### MATERIAL FOR THE TASK ###

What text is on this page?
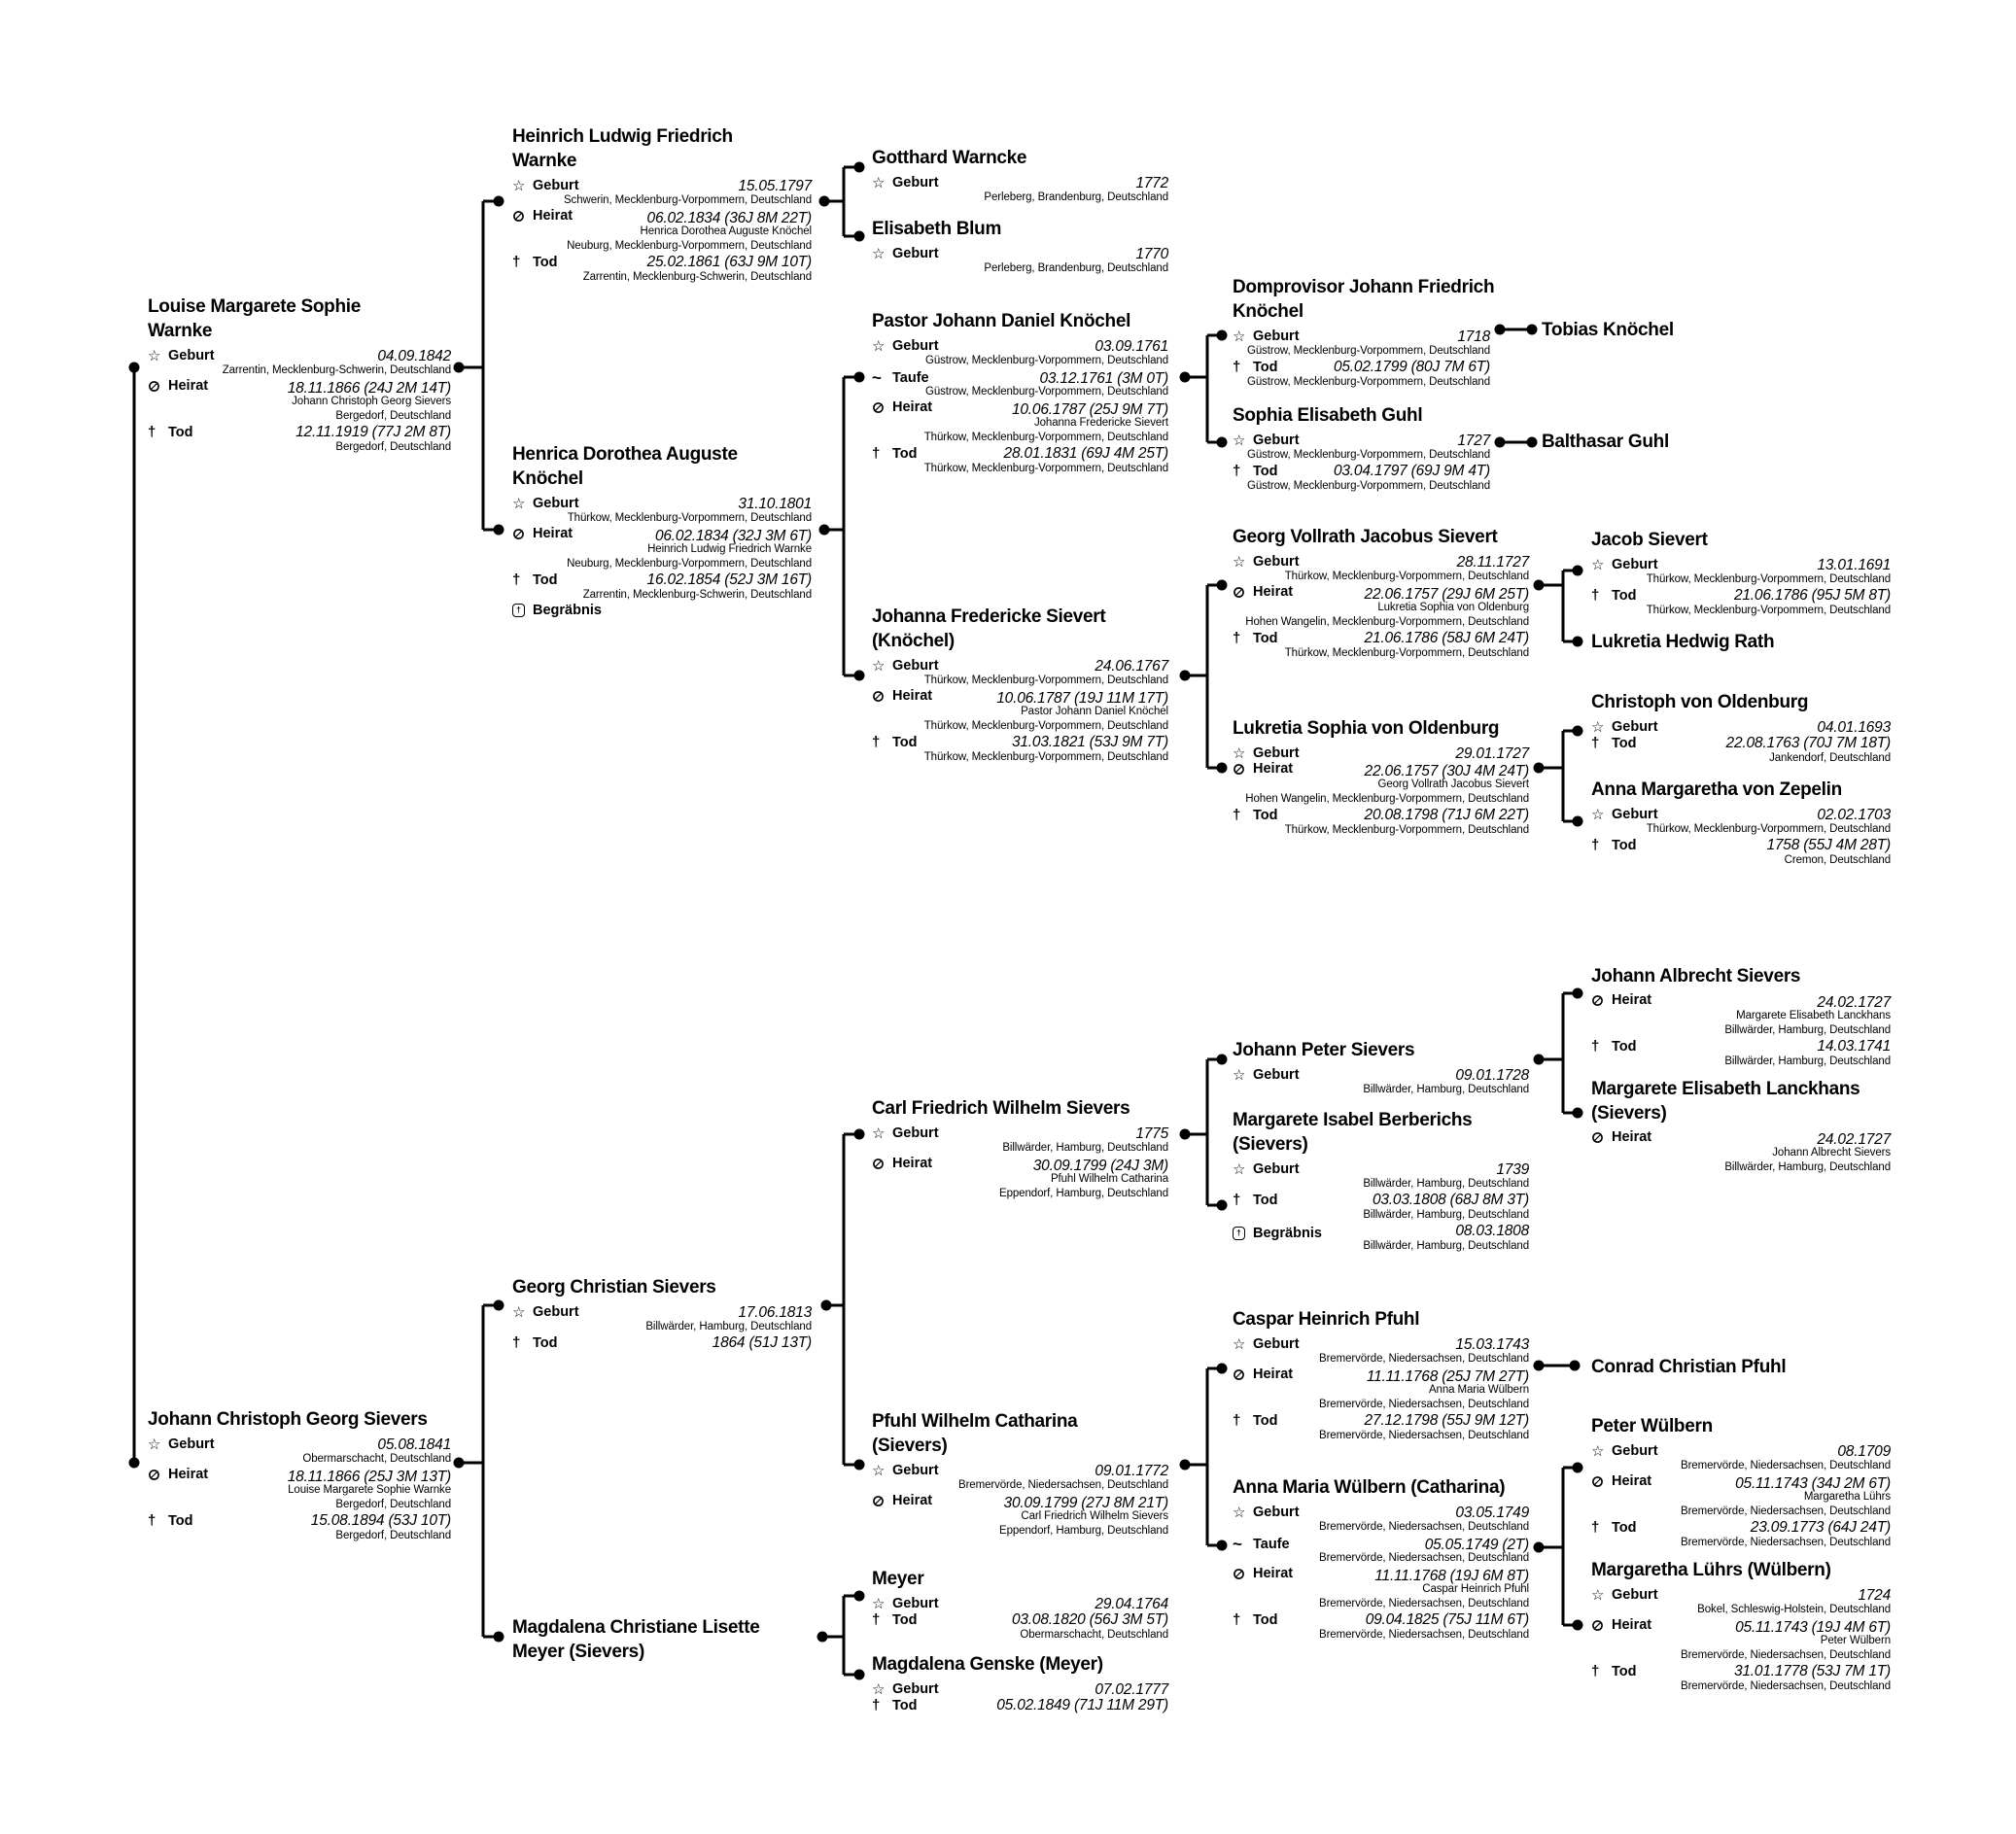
Louise Margarete Sophie
Warnke
☆ Geburt	04.09.1842
Zarrentin, Mecklenburg-Schwerin, Deutschland
Heirat	18.11.1866 (24J 2M 14T)
Johann Christoph Georg Sievers
Bergedorf, Deutschland
† Tod	12.11.1919 (77J 2M 8T)
Bergedorf, Deutschland
Johann Christoph Georg Sievers
☆ Geburt	05.08.1841
Obermarschacht, Deutschland
Heirat	18.11.1866 (25J 3M 13T)
Louise Margarete Sophie Warnke
Bergedorf, Deutschland
† Tod	15.08.1894 (53J 10T)
Bergedorf, Deutschland
Heinrich Ludwig Friedrich
Warnke
☆ Geburt	15.05.1797
Schwerin, Mecklenburg-Vorpommern, Deutschland
Heirat	06.02.1834 (36J 8M 22T)
Henrica Dorothea Auguste Knöchel
Neuburg, Mecklenburg-Vorpommern, Deutschland
† Tod	25.02.1861 (63J 9M 10T)
Zarrentin, Mecklenburg-Schwerin, Deutschland
Henrica Dorothea Auguste
Knöchel
☆ Geburt	31.10.1801
Thürkow, Mecklenburg-Vorpommern, Deutschland
Heirat	06.02.1834 (32J 3M 6T)
Heinrich Ludwig Friedrich Warnke
Neuburg, Mecklenburg-Vorpommern, Deutschland
† Tod	16.02.1854 (52J 3M 16T)
Zarrentin, Mecklenburg-Schwerin, Deutschland
† Begräbnis
Georg Christian Sievers
☆ Geburt	17.06.1813
Billwärder, Hamburg, Deutschland
† Tod	1864 (51J 13T)
Magdalena Christiane Lisette
Meyer (Sievers)
Gotthard Warncke
☆ Geburt	1772
Perleberg, Brandenburg, Deutschland
Elisabeth Blum
☆ Geburt	1770
Perleberg, Brandenburg, Deutschland
Pastor Johann Daniel Knöchel
☆ Geburt	03.09.1761
Güstrow, Mecklenburg-Vorpommern, Deutschland
~ Taufe	03.12.1761 (3M 0T)
Güstrow, Mecklenburg-Vorpommern, Deutschland
Heirat	10.06.1787 (25J 9M 7T)
Johanna Fredericke Sievert
Thürkow, Mecklenburg-Vorpommern, Deutschland
† Tod	28.01.1831 (69J 4M 25T)
Thürkow, Mecklenburg-Vorpommern, Deutschland
Johanna Fredericke Sievert
(Knöchel)
☆ Geburt	24.06.1767
Thürkow, Mecklenburg-Vorpommern, Deutschland
Heirat	10.06.1787 (19J 11M 17T)
Pastor Johann Daniel Knöchel
Thürkow, Mecklenburg-Vorpommern, Deutschland
† Tod	31.03.1821 (53J 9M 7T)
Thürkow, Mecklenburg-Vorpommern, Deutschland
Carl Friedrich Wilhelm Sievers
☆ Geburt	1775
Billwärder, Hamburg, Deutschland
Heirat	30.09.1799 (24J 3M)
Pfuhl Wilhelm Catharina
Eppendorf, Hamburg, Deutschland
Pfuhl Wilhelm Catharina
(Sievers)
☆ Geburt	09.01.1772
Bremervörde, Niedersachsen, Deutschland
Heirat	30.09.1799 (27J 8M 21T)
Carl Friedrich Wilhelm Sievers
Eppendorf, Hamburg, Deutschland
Meyer
☆ Geburt	29.04.1764
† Tod	03.08.1820 (56J 3M 5T)
Obermarschacht, Deutschland
Magdalena Genske (Meyer)
☆ Geburt	07.02.1777
† Tod	05.02.1849 (71J 11M 29T)
Domprovisor Johann Friedrich
Knöchel
☆ Geburt	1718
Güstrow, Mecklenburg-Vorpommern, Deutschland
† Tod	05.02.1799 (80J 7M 6T)
Güstrow, Mecklenburg-Vorpommern, Deutschland
Sophia Elisabeth Guhl
☆ Geburt	1727
Güstrow, Mecklenburg-Vorpommern, Deutschland
† Tod	03.04.1797 (69J 9M 4T)
Güstrow, Mecklenburg-Vorpommern, Deutschland
Georg Vollrath Jacobus Sievert
☆ Geburt	28.11.1727
Thürkow, Mecklenburg-Vorpommern, Deutschland
Heirat	22.06.1757 (29J 6M 25T)
Lukretia Sophia von Oldenburg
Hohen Wangelin, Mecklenburg-Vorpommern, Deutschland
† Tod	21.06.1786 (58J 6M 24T)
Thürkow, Mecklenburg-Vorpommern, Deutschland
Lukretia Sophia von Oldenburg
☆ Geburt	29.01.1727
Heirat	22.06.1757 (30J 4M 24T)
Georg Vollrath Jacobus Sievert
Hohen Wangelin, Mecklenburg-Vorpommern, Deutschland
† Tod	20.08.1798 (71J 6M 22T)
Thürkow, Mecklenburg-Vorpommern, Deutschland
Johann Peter Sievers
☆ Geburt	09.01.1728
Billwärder, Hamburg, Deutschland
Margarete Isabel Berberichs
(Sievers)
☆ Geburt	1739
Billwärder, Hamburg, Deutschland
† Tod	03.03.1808 (68J 8M 3T)
Billwärder, Hamburg, Deutschland
† Begräbnis	08.03.1808
Billwärder, Hamburg, Deutschland
Caspar Heinrich Pfuhl
☆ Geburt	15.03.1743
Bremervörde, Niedersachsen, Deutschland
Heirat	11.11.1768 (25J 7M 27T)
Anna Maria Wülbern
Bremervörde, Niedersachsen, Deutschland
† Tod	27.12.1798 (55J 9M 12T)
Bremervörde, Niedersachsen, Deutschland
Anna Maria Wülbern (Catharina)
☆ Geburt	03.05.1749
Bremervörde, Niedersachsen, Deutschland
~ Taufe	05.05.1749 (2T)
Bremervörde, Niedersachsen, Deutschland
Heirat	11.11.1768 (19J 6M 8T)
Caspar Heinrich Pfuhl
Bremervörde, Niedersachsen, Deutschland
† Tod	09.04.1825 (75J 11M 6T)
Bremervörde, Niedersachsen, Deutschland
Tobias Knöchel
Balthasar Guhl
Jacob Sievert
☆ Geburt	13.01.1691
Thürkow, Mecklenburg-Vorpommern, Deutschland
† Tod	21.06.1786 (95J 5M 8T)
Thürkow, Mecklenburg-Vorpommern, Deutschland
Lukretia Hedwig Rath
Christoph von Oldenburg
☆ Geburt	04.01.1693
† Tod	22.08.1763 (70J 7M 18T)
Jankendorf, Deutschland
Anna Margaretha von Zepelin
☆ Geburt	02.02.1703
Thürkow, Mecklenburg-Vorpommern, Deutschland
† Tod	1758 (55J 4M 28T)
Cremon, Deutschland
Johann Albrecht Sievers
Heirat	24.02.1727
Margarete Elisabeth Lanckhans
Billwärder, Hamburg, Deutschland
† Tod	14.03.1741
Billwärder, Hamburg, Deutschland
Margarete Elisabeth Lanckhans
(Sievers)
Heirat	24.02.1727
Johann Albrecht Sievers
Billwärder, Hamburg, Deutschland
Conrad Christian Pfuhl
Peter Wülbern
☆ Geburt	08.1709
Bremervörde, Niedersachsen, Deutschland
Heirat	05.11.1743 (34J 2M 6T)
Margaretha Lührs
Bremervörde, Niedersachsen, Deutschland
† Tod	23.09.1773 (64J 24T)
Bremervörde, Niedersachsen, Deutschland
Margaretha Lührs (Wülbern)
☆ Geburt	1724
Bokel, Schleswig-Holstein, Deutschland
Heirat	05.11.1743 (19J 4M 6T)
Peter Wülbern
Bremervörde, Niedersachsen, Deutschland
† Tod	31.01.1778 (53J 7M 1T)
Bremervörde, Niedersachsen, Deutschland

###

__TASK INSTRUCTIONS__:
Transcribe the records above exactly, omitting every picture they contain.

__WRITTEN REPLY__:
What text is on this page?
Louise Margarete Sophie
Warnke
☆ Geburt	04.09.1842
Zarrentin, Mecklenburg-Schwerin, Deutschland
Heirat	18.11.1866 (24J 2M 14T)
Johann Christoph Georg Sievers
Bergedorf, Deutschland
† Tod	12.11.1919 (77J 2M 8T)
Bergedorf, Deutschland
Johann Christoph Georg Sievers
☆ Geburt	05.08.1841
Obermarschacht, Deutschland
Heirat	18.11.1866 (25J 3M 13T)
Louise Margarete Sophie Warnke
Bergedorf, Deutschland
† Tod	15.08.1894 (53J 10T)
Bergedorf, Deutschland
Heinrich Ludwig Friedrich
Warnke
☆ Geburt	15.05.1797
Schwerin, Mecklenburg-Vorpommern, Deutschland
Heirat	06.02.1834 (36J 8M 22T)
Henrica Dorothea Auguste Knöchel
Neuburg, Mecklenburg-Vorpommern, Deutschland
† Tod	25.02.1861 (63J 9M 10T)
Zarrentin, Mecklenburg-Schwerin, Deutschland
Henrica Dorothea Auguste
Knöchel
☆ Geburt	31.10.1801
Thürkow, Mecklenburg-Vorpommern, Deutschland
Heirat	06.02.1834 (32J 3M 6T)
Heinrich Ludwig Friedrich Warnke
Neuburg, Mecklenburg-Vorpommern, Deutschland
† Tod	16.02.1854 (52J 3M 16T)
Zarrentin, Mecklenburg-Schwerin, Deutschland
† Begräbnis
Georg Christian Sievers
☆ Geburt	17.06.1813
Billwärder, Hamburg, Deutschland
† Tod	1864 (51J 13T)
Magdalena Christiane Lisette
Meyer (Sievers)
Gotthard Warncke
☆ Geburt	1772
Perleberg, Brandenburg, Deutschland
Elisabeth Blum
☆ Geburt	1770
Perleberg, Brandenburg, Deutschland
Pastor Johann Daniel Knöchel
☆ Geburt	03.09.1761
Güstrow, Mecklenburg-Vorpommern, Deutschland
~ Taufe	03.12.1761 (3M 0T)
Güstrow, Mecklenburg-Vorpommern, Deutschland
Heirat	10.06.1787 (25J 9M 7T)
Johanna Fredericke Sievert
Thürkow, Mecklenburg-Vorpommern, Deutschland
† Tod	28.01.1831 (69J 4M 25T)
Thürkow, Mecklenburg-Vorpommern, Deutschland
Johanna Fredericke Sievert
(Knöchel)
☆ Geburt	24.06.1767
Thürkow, Mecklenburg-Vorpommern, Deutschland
Heirat	10.06.1787 (19J 11M 17T)
Pastor Johann Daniel Knöchel
Thürkow, Mecklenburg-Vorpommern, Deutschland
† Tod	31.03.1821 (53J 9M 7T)
Thürkow, Mecklenburg-Vorpommern, Deutschland
Carl Friedrich Wilhelm Sievers
☆ Geburt	1775
Billwärder, Hamburg, Deutschland
Heirat	30.09.1799 (24J 3M)
Pfuhl Wilhelm Catharina
Eppendorf, Hamburg, Deutschland
Pfuhl Wilhelm Catharina
(Sievers)
☆ Geburt	09.01.1772
Bremervörde, Niedersachsen, Deutschland
Heirat	30.09.1799 (27J 8M 21T)
Carl Friedrich Wilhelm Sievers
Eppendorf, Hamburg, Deutschland
Meyer
☆ Geburt	29.04.1764
† Tod	03.08.1820 (56J 3M 5T)
Obermarschacht, Deutschland
Magdalena Genske (Meyer)
☆ Geburt	07.02.1777
† Tod	05.02.1849 (71J 11M 29T)
Domprovisor Johann Friedrich
Knöchel
☆ Geburt	1718
Güstrow, Mecklenburg-Vorpommern, Deutschland
† Tod	05.02.1799 (80J 7M 6T)
Güstrow, Mecklenburg-Vorpommern, Deutschland
Sophia Elisabeth Guhl
☆ Geburt	1727
Güstrow, Mecklenburg-Vorpommern, Deutschland
† Tod	03.04.1797 (69J 9M 4T)
Güstrow, Mecklenburg-Vorpommern, Deutschland
Georg Vollrath Jacobus Sievert
☆ Geburt	28.11.1727
Thürkow, Mecklenburg-Vorpommern, Deutschland
Heirat	22.06.1757 (29J 6M 25T)
Lukretia Sophia von Oldenburg
Hohen Wangelin, Mecklenburg-Vorpommern, Deutschland
† Tod	21.06.1786 (58J 6M 24T)
Thürkow, Mecklenburg-Vorpommern, Deutschland
Lukretia Sophia von Oldenburg
☆ Geburt	29.01.1727
Heirat	22.06.1757 (30J 4M 24T)
Georg Vollrath Jacobus Sievert
Hohen Wangelin, Mecklenburg-Vorpommern, Deutschland
† Tod	20.08.1798 (71J 6M 22T)
Thürkow, Mecklenburg-Vorpommern, Deutschland
Johann Peter Sievers
☆ Geburt	09.01.1728
Billwärder, Hamburg, Deutschland
Margarete Isabel Berberichs
(Sievers)
☆ Geburt	1739
Billwärder, Hamburg, Deutschland
† Tod	03.03.1808 (68J 8M 3T)
Billwärder, Hamburg, Deutschland
† Begräbnis	08.03.1808
Billwärder, Hamburg, Deutschland
Caspar Heinrich Pfuhl
☆ Geburt	15.03.1743
Bremervörde, Niedersachsen, Deutschland
Heirat	11.11.1768 (25J 7M 27T)
Anna Maria Wülbern
Bremervörde, Niedersachsen, Deutschland
† Tod	27.12.1798 (55J 9M 12T)
Bremervörde, Niedersachsen, Deutschland
Anna Maria Wülbern (Catharina)
☆ Geburt	03.05.1749
Bremervörde, Niedersachsen, Deutschland
~ Taufe	05.05.1749 (2T)
Bremervörde, Niedersachsen, Deutschland
Heirat	11.11.1768 (19J 6M 8T)
Caspar Heinrich Pfuhl
Bremervörde, Niedersachsen, Deutschland
† Tod	09.04.1825 (75J 11M 6T)
Bremervörde, Niedersachsen, Deutschland
Tobias Knöchel
Balthasar Guhl
Jacob Sievert
☆ Geburt	13.01.1691
Thürkow, Mecklenburg-Vorpommern, Deutschland
† Tod	21.06.1786 (95J 5M 8T)
Thürkow, Mecklenburg-Vorpommern, Deutschland
Lukretia Hedwig Rath
Christoph von Oldenburg
☆ Geburt	04.01.1693
† Tod	22.08.1763 (70J 7M 18T)
Jankendorf, Deutschland
Anna Margaretha von Zepelin
☆ Geburt	02.02.1703
Thürkow, Mecklenburg-Vorpommern, Deutschland
† Tod	1758 (55J 4M 28T)
Cremon, Deutschland
Johann Albrecht Sievers
Heirat	24.02.1727
Margarete Elisabeth Lanckhans
Billwärder, Hamburg, Deutschland
† Tod	14.03.1741
Billwärder, Hamburg, Deutschland
Margarete Elisabeth Lanckhans
(Sievers)
Heirat	24.02.1727
Johann Albrecht Sievers
Billwärder, Hamburg, Deutschland
Conrad Christian Pfuhl
Peter Wülbern
☆ Geburt	08.1709
Bremervörde, Niedersachsen, Deutschland
Heirat	05.11.1743 (34J 2M 6T)
Margaretha Lührs
Bremervörde, Niedersachsen, Deutschland
† Tod	23.09.1773 (64J 24T)
Bremervörde, Niedersachsen, Deutschland
Margaretha Lührs (Wülbern)
☆ Geburt	1724
Bokel, Schleswig-Holstein, Deutschland
Heirat	05.11.1743 (19J 4M 6T)
Peter Wülbern
Bremervörde, Niedersachsen, Deutschland
† Tod	31.01.1778 (53J 7M 1T)
Bremervörde, Niedersachsen, Deutschland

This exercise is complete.